*WHAT IS NEEDED*: Do any lines in the data below contain "ناكلا"? If so, copy every one of them.

>> BEGIN

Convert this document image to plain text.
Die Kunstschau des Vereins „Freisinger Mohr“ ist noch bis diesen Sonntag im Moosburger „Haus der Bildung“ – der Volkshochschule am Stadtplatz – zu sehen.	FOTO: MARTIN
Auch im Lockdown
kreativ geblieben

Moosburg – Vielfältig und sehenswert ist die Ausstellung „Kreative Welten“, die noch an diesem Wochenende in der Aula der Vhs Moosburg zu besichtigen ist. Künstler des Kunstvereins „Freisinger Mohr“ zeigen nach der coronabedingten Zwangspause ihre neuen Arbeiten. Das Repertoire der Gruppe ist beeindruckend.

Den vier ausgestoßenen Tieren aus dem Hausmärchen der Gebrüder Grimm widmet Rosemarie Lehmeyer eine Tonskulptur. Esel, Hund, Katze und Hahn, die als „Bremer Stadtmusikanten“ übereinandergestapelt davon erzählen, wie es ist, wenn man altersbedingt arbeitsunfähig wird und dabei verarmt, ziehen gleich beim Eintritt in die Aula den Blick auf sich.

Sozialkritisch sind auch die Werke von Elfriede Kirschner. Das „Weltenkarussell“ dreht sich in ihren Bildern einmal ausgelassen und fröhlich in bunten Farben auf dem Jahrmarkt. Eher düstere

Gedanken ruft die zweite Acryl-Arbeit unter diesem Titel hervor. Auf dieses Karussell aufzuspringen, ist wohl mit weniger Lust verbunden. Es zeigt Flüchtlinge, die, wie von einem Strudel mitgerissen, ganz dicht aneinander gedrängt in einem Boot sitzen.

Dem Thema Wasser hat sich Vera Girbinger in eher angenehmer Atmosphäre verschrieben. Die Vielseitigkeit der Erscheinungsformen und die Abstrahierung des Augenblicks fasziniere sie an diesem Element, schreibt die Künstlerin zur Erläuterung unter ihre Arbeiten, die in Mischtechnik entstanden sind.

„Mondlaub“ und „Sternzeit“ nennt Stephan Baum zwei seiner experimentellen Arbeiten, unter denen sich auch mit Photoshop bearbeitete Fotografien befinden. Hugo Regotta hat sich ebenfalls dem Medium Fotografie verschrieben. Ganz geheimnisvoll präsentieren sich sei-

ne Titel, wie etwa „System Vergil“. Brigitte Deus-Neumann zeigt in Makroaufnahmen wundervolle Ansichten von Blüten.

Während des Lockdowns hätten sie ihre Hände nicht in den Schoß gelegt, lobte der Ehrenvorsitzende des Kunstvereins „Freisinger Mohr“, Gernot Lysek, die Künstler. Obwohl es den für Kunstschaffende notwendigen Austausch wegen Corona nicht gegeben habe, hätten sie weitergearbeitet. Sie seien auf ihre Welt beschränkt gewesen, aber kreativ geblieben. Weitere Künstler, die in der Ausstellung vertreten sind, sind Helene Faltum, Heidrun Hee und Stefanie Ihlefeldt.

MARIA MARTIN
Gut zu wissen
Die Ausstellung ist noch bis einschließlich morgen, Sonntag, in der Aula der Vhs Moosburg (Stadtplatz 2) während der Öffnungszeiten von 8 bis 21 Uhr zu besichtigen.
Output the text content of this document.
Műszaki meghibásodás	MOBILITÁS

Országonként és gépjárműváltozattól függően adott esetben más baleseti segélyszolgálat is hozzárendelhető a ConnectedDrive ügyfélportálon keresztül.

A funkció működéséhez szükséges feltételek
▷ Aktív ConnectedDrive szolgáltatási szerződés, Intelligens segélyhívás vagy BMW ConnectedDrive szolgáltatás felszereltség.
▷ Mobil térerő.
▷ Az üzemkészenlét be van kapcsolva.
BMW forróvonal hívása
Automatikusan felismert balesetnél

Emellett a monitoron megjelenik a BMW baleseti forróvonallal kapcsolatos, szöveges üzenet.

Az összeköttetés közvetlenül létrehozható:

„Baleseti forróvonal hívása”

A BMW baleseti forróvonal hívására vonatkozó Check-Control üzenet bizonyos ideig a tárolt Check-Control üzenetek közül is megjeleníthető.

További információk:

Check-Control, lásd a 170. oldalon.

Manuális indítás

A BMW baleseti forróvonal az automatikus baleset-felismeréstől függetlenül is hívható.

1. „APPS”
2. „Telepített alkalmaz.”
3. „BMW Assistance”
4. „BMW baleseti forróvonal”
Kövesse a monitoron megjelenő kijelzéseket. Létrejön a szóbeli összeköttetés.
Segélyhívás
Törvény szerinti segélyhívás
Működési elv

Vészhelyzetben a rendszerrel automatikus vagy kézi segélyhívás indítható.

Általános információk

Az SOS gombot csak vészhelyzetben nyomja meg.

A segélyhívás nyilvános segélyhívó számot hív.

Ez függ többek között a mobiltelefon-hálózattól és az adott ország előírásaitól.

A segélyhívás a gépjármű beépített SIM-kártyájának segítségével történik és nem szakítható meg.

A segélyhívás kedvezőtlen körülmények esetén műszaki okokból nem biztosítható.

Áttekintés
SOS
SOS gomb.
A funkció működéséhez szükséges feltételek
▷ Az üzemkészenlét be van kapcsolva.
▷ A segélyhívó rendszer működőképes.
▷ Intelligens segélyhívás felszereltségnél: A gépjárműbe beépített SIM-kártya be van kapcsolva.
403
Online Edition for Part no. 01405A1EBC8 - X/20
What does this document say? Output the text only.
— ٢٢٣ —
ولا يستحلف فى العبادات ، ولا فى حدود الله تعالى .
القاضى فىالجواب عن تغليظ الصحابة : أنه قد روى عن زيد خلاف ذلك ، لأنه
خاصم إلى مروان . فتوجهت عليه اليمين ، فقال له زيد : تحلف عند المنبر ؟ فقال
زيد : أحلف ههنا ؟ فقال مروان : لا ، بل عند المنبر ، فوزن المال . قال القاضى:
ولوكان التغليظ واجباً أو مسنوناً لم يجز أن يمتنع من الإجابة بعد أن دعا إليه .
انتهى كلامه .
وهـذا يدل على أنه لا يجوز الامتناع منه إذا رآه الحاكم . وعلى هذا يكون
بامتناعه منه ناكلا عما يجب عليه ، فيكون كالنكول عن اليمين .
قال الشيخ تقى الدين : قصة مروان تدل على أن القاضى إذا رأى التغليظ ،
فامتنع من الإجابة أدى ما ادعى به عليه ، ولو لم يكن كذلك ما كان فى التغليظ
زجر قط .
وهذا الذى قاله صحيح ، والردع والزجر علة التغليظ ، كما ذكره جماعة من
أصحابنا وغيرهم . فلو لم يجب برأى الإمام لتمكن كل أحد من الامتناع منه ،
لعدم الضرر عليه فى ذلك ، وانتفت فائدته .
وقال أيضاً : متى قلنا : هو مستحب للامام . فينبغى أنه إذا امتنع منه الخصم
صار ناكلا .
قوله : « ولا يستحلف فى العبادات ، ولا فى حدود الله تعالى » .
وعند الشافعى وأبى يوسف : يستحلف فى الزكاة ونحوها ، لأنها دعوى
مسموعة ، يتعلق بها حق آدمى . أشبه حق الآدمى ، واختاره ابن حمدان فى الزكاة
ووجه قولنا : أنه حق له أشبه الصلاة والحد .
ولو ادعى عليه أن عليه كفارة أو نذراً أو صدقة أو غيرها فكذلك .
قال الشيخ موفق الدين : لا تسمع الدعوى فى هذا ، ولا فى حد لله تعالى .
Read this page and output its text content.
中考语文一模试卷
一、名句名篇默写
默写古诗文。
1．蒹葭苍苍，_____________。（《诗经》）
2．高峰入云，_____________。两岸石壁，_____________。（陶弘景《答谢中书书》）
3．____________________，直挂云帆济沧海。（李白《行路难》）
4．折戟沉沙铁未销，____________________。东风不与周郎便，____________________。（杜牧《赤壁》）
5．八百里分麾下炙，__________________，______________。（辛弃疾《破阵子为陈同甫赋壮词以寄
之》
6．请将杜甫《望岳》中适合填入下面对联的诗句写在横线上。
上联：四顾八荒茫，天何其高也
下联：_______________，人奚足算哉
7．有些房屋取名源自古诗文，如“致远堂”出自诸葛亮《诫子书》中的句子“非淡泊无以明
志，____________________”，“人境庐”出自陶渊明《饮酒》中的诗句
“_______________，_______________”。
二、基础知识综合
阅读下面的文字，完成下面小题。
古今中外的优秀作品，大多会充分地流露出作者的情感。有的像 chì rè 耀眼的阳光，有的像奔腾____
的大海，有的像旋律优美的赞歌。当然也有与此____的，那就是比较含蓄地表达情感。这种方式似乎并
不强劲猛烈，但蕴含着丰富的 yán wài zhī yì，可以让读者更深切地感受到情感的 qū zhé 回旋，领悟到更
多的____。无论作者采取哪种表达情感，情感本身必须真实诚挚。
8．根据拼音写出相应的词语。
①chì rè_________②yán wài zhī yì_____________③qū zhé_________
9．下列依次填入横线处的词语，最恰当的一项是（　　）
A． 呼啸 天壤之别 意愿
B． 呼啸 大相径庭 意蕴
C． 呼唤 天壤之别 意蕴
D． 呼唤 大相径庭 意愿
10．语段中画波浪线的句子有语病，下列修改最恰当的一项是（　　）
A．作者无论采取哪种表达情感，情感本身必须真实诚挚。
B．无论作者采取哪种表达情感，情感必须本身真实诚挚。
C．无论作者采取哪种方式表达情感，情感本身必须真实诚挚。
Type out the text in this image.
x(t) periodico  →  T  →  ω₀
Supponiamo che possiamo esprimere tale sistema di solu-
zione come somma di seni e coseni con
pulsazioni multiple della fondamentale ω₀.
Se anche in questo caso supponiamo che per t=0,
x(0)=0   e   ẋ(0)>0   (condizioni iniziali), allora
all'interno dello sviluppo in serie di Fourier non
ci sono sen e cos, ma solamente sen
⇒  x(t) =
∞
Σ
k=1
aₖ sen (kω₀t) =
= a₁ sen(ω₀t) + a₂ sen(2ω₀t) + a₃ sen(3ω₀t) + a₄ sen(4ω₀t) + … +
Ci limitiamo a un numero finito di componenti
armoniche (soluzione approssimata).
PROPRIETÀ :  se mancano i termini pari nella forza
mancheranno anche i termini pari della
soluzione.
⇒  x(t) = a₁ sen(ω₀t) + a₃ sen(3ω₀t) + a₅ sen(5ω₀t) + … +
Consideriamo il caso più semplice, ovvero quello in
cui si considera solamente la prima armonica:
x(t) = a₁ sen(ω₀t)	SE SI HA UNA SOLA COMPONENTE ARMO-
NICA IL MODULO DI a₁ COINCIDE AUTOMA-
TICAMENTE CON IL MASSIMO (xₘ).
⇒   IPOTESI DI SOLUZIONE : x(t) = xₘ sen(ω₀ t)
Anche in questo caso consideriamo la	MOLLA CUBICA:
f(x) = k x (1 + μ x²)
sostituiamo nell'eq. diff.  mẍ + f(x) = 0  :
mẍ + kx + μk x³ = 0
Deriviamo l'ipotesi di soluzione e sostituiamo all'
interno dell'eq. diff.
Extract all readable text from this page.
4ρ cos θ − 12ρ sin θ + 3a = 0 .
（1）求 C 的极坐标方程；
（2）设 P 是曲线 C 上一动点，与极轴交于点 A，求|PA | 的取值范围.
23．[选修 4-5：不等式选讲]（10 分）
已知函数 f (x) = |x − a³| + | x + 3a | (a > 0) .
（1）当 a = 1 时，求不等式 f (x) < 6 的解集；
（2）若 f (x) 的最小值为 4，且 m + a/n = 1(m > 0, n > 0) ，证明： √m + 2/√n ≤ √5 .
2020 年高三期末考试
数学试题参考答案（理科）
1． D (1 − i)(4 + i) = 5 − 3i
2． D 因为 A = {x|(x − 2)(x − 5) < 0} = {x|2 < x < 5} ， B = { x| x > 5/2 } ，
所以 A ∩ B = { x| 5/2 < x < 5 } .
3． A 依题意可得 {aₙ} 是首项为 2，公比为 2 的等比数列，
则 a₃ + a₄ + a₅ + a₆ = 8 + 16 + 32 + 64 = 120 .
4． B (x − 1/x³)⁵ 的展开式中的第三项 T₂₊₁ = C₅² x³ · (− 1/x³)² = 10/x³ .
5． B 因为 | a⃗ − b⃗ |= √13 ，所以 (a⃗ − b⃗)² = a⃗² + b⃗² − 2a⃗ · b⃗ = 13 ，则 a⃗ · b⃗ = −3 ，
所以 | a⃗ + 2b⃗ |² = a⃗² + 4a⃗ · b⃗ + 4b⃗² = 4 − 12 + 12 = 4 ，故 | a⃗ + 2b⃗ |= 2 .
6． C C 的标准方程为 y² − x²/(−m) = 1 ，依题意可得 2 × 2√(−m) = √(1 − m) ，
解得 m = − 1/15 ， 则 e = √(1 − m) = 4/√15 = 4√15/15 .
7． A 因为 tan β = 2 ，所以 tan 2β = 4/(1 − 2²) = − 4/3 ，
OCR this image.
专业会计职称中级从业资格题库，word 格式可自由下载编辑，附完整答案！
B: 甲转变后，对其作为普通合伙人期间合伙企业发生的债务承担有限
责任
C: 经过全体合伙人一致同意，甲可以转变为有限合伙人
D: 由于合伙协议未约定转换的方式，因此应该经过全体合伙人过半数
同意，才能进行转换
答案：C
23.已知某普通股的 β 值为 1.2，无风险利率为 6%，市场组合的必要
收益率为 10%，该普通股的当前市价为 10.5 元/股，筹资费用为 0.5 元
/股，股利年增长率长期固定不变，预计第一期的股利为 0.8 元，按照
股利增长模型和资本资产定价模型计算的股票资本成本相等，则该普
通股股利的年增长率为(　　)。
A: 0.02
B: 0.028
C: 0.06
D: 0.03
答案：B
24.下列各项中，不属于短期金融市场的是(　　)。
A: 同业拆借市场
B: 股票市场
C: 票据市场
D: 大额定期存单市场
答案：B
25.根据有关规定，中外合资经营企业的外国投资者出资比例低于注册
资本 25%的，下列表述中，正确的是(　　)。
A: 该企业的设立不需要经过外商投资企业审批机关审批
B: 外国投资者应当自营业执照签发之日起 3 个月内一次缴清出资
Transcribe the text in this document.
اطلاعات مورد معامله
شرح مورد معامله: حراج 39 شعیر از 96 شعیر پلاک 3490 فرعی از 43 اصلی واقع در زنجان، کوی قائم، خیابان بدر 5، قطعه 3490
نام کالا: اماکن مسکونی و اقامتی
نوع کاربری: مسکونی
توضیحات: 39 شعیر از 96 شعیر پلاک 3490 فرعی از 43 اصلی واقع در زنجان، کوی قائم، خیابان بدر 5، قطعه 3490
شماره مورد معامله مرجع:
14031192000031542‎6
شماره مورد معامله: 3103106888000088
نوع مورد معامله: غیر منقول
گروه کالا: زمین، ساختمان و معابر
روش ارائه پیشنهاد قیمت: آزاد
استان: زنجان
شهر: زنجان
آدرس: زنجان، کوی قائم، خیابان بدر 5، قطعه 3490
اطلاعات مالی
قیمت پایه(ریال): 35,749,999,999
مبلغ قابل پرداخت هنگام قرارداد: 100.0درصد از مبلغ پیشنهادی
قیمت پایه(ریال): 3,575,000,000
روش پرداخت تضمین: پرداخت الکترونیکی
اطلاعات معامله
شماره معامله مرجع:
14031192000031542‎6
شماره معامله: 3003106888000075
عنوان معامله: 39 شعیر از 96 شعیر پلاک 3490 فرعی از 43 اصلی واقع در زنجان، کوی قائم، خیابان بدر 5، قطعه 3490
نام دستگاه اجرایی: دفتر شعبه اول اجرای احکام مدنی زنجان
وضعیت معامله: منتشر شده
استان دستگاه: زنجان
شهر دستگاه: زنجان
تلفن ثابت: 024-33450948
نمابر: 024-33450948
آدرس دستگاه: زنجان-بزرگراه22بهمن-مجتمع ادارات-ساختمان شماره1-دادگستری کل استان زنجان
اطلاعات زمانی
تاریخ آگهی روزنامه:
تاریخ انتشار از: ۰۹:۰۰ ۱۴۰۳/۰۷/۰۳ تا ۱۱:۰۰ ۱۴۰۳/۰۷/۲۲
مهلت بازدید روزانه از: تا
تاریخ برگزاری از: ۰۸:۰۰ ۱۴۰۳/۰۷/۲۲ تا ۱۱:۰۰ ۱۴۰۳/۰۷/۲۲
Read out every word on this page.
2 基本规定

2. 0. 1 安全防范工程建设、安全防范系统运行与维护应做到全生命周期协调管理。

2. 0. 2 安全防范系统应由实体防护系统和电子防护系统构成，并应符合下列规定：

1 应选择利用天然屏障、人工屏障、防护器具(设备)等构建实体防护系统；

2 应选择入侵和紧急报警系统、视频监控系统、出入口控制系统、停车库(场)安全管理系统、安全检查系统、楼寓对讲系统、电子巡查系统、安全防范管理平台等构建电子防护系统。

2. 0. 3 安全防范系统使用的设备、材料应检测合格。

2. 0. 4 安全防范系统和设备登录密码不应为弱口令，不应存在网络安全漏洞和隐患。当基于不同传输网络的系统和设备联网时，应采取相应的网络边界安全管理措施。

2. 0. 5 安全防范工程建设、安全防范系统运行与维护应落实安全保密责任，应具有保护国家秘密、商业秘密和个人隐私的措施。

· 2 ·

>> END

*THE RESULT*:
بامتناعه منه ناكلا عما يجب عليه ، فيكون كالنكول عن اليمين .
صار ناكلا .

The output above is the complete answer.